+++ Records to process

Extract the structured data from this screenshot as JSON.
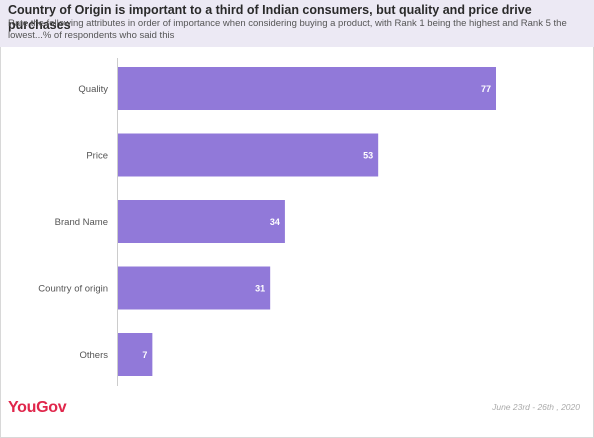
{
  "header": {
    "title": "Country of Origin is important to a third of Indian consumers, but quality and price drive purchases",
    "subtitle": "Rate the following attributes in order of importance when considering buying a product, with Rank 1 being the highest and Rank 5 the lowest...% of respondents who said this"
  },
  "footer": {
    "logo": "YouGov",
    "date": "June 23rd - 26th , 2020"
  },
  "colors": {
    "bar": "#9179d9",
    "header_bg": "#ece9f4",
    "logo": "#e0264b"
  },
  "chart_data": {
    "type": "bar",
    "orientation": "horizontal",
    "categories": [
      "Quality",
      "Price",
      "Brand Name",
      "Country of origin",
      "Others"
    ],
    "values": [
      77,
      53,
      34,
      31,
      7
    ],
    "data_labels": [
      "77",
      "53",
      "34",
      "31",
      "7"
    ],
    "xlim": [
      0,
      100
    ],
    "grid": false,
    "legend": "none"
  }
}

++++++

Given task – Out of the material above, select every line that holds the string "this".

Correct output –
Extract the structured data from this screenshot as JSON.
    "subtitle": "Rate the following attributes in order of importance when considering buying a product, with Rank 1 being the highest and Rank 5 the lowest...% of respondents who said this"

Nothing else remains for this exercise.